To be done -> Find the number of lines containing the string "JSON" in the data. Answer with the number by itself.

Supplied entries ->
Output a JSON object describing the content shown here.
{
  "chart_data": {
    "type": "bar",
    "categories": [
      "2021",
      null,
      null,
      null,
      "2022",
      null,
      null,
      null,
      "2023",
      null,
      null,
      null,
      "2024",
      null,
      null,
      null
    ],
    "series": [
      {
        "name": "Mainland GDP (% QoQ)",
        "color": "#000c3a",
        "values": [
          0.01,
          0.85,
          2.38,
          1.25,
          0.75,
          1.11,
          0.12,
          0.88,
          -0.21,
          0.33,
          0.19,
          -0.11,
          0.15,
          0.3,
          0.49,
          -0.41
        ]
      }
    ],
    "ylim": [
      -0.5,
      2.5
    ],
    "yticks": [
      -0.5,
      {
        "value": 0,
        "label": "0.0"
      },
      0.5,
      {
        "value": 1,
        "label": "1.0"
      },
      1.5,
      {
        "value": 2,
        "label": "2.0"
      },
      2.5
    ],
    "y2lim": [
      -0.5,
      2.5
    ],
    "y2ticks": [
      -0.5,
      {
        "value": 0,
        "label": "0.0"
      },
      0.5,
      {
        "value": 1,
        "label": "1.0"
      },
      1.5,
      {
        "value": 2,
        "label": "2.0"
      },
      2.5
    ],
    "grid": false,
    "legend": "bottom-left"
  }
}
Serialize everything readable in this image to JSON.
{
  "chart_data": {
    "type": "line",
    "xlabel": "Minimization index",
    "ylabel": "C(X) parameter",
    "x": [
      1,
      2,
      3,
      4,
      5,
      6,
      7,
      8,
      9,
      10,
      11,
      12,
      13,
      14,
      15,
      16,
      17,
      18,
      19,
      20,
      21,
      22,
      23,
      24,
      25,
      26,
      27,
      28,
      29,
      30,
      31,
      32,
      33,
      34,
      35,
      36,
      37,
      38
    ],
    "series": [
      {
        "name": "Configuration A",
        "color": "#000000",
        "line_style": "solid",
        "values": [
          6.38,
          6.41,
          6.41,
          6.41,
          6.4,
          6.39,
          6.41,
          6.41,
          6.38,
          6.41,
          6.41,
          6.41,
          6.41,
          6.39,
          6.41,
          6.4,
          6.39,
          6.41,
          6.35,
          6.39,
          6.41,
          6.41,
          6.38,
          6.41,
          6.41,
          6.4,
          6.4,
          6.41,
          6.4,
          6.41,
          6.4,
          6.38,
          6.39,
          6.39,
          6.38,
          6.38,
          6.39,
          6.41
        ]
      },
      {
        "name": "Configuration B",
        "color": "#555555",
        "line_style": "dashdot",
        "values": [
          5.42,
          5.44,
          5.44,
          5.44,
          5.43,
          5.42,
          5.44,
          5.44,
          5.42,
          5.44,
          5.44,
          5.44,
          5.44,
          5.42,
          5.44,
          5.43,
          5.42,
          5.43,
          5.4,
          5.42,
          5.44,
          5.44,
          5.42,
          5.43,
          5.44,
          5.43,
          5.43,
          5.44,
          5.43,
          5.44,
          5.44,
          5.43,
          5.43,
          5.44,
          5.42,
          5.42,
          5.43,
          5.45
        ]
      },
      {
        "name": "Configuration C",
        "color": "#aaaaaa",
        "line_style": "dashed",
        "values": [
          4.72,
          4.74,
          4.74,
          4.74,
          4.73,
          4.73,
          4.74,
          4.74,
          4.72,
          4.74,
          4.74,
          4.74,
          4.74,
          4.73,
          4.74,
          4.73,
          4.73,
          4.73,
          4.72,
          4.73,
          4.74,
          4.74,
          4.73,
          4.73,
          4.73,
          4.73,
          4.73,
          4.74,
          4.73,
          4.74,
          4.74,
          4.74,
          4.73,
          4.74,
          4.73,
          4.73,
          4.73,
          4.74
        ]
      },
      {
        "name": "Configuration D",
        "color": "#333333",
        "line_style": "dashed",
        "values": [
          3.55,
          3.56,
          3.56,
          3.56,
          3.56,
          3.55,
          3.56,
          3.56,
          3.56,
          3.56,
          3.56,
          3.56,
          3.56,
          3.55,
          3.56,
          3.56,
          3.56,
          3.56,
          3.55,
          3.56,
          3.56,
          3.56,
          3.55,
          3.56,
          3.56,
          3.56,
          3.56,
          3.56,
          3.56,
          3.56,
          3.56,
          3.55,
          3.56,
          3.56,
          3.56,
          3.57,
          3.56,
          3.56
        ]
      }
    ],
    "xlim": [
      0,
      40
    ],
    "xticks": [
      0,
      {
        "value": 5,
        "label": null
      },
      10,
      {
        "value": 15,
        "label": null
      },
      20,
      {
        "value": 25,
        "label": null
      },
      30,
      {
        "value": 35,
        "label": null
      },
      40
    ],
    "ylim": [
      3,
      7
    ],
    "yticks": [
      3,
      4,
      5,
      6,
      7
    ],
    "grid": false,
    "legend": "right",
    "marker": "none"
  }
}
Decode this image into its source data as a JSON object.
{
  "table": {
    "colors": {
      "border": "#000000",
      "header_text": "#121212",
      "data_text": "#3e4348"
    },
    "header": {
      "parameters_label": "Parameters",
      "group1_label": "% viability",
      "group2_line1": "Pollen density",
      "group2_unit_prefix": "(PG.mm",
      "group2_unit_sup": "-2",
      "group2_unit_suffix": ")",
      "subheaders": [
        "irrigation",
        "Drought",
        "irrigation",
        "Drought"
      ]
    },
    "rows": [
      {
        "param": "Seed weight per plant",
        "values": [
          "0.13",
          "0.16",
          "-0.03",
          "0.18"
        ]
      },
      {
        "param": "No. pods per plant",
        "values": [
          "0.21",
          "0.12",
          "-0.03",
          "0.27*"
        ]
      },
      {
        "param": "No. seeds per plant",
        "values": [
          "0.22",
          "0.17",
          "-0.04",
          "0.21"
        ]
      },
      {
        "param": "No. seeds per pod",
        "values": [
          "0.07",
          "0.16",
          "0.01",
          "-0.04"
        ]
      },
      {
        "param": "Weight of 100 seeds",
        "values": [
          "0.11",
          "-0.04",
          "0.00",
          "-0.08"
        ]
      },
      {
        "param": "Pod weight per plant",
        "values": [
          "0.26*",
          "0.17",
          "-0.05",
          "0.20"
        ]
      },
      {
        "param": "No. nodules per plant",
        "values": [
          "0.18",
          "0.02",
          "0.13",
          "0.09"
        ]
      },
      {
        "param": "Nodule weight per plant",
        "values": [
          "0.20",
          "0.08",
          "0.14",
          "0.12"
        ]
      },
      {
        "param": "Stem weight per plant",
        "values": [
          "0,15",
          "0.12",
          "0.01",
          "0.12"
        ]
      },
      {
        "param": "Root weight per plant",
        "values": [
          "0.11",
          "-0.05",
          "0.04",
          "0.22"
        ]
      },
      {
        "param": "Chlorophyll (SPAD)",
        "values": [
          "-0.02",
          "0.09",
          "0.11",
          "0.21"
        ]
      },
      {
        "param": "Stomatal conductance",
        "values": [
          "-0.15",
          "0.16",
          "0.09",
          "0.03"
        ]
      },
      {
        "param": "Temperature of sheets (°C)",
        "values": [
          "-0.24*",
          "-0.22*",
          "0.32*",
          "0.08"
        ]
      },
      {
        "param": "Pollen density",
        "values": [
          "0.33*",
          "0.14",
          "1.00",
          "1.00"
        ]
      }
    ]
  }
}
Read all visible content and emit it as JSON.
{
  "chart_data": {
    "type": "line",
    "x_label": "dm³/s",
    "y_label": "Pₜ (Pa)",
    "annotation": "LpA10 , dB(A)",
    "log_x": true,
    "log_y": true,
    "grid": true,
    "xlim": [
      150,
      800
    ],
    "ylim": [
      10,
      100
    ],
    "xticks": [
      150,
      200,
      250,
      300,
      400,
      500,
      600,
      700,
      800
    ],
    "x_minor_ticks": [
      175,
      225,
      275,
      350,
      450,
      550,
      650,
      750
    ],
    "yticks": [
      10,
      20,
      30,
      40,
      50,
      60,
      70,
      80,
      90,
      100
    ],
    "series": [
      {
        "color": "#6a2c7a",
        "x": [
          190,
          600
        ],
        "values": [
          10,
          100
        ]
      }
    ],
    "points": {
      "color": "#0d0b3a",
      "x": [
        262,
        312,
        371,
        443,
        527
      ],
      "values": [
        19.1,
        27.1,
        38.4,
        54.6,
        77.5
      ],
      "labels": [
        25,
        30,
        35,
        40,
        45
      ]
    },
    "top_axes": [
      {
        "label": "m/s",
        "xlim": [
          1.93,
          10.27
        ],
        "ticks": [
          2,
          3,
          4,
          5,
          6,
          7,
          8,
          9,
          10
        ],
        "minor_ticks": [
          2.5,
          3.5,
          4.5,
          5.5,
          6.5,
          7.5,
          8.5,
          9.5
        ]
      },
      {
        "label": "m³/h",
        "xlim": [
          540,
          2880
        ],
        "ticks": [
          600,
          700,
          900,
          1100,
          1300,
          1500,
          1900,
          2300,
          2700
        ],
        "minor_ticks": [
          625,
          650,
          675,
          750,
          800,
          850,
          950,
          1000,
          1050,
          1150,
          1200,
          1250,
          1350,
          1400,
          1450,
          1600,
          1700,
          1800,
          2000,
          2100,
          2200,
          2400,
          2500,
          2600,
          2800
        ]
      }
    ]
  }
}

Response to this exercise -> 4